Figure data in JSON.
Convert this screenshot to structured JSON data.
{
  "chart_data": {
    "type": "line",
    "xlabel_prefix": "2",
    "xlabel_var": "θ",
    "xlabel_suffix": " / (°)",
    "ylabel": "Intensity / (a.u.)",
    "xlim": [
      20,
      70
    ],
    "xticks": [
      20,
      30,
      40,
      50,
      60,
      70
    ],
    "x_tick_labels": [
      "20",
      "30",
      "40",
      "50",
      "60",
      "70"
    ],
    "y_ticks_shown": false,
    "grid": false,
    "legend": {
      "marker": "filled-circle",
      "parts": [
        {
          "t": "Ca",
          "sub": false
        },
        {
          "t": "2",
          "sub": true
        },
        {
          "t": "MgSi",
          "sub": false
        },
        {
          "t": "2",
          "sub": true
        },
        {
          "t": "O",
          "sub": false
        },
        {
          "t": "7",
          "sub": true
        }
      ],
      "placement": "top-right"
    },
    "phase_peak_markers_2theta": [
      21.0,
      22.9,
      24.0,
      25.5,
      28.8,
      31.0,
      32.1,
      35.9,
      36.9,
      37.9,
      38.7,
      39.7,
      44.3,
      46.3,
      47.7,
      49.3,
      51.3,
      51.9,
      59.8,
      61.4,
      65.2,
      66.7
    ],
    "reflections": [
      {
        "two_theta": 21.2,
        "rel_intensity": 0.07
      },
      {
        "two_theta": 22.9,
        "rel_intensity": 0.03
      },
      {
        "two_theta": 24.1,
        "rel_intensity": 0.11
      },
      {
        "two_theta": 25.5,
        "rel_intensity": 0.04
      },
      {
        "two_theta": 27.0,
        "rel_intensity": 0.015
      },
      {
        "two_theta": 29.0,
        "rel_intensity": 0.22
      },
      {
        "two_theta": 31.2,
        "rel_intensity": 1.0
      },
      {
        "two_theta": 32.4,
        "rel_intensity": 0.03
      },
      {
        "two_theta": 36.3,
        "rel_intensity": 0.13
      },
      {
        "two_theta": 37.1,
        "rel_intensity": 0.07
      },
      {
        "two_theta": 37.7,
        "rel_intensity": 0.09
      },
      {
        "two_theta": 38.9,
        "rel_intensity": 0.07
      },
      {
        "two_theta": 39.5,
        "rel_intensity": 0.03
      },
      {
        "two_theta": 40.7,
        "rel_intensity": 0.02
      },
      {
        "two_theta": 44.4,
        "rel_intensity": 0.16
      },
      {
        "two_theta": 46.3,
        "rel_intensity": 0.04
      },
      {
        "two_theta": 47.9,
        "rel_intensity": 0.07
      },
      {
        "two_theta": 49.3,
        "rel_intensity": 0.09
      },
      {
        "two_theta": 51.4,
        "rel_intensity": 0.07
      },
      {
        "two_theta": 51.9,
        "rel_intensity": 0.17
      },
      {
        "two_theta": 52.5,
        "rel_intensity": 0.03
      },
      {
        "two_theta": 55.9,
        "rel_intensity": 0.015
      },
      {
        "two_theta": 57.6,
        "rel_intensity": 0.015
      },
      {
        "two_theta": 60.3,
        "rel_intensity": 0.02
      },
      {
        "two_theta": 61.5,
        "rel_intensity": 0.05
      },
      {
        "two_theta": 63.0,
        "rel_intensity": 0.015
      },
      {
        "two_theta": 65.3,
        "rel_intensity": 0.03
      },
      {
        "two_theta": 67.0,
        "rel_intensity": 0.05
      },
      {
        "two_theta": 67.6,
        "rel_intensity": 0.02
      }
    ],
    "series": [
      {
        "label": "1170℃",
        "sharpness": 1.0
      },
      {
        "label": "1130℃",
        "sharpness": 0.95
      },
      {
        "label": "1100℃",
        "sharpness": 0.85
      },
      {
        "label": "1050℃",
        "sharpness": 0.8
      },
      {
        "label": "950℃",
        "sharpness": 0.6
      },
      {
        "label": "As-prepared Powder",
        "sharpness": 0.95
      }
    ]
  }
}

What you should do. Filter the entries down to the lines containing "sharpness". Copy each of those lines.

Response to the task.
        "sharpness": 1.0
        "sharpness": 0.95
        "sharpness": 0.85
        "sharpness": 0.8
        "sharpness": 0.6
        "sharpness": 0.95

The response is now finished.